++++ RECORDS FOR THE EXERCISE

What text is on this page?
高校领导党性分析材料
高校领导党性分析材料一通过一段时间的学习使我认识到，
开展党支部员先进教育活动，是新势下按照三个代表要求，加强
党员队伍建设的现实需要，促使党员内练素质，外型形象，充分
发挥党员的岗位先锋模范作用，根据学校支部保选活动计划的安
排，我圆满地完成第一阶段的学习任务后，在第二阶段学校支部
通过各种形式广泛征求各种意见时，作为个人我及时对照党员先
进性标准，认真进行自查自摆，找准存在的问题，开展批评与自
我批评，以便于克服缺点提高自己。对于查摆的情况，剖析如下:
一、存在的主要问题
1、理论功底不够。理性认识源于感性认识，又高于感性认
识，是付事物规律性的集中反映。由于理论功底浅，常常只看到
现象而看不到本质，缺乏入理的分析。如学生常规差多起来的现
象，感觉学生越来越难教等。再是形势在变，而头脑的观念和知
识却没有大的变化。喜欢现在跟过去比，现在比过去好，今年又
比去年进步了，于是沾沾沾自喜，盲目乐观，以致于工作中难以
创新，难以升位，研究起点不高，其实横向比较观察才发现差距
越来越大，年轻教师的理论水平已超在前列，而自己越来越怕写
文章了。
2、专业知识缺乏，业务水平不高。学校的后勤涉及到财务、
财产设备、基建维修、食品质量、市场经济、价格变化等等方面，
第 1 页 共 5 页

++++++++

SHORT TASK:
All of the records must be repeated exactly.

CORRECT RESULT:
What text is on this page?
高校领导党性分析材料
高校领导党性分析材料一通过一段时间的学习使我认识到，
开展党支部员先进教育活动，是新势下按照三个代表要求，加强
党员队伍建设的现实需要，促使党员内练素质，外型形象，充分
发挥党员的岗位先锋模范作用，根据学校支部保选活动计划的安
排，我圆满地完成第一阶段的学习任务后，在第二阶段学校支部
通过各种形式广泛征求各种意见时，作为个人我及时对照党员先
进性标准，认真进行自查自摆，找准存在的问题，开展批评与自
我批评，以便于克服缺点提高自己。对于查摆的情况，剖析如下:
一、存在的主要问题
1、理论功底不够。理性认识源于感性认识，又高于感性认
识，是付事物规律性的集中反映。由于理论功底浅，常常只看到
现象而看不到本质，缺乏入理的分析。如学生常规差多起来的现
象，感觉学生越来越难教等。再是形势在变，而头脑的观念和知
识却没有大的变化。喜欢现在跟过去比，现在比过去好，今年又
比去年进步了，于是沾沾沾自喜，盲目乐观，以致于工作中难以
创新，难以升位，研究起点不高，其实横向比较观察才发现差距
越来越大，年轻教师的理论水平已超在前列，而自己越来越怕写
文章了。
2、专业知识缺乏，业务水平不高。学校的后勤涉及到财务、
财产设备、基建维修、食品质量、市场经济、价格变化等等方面，
第 1 页 共 5 页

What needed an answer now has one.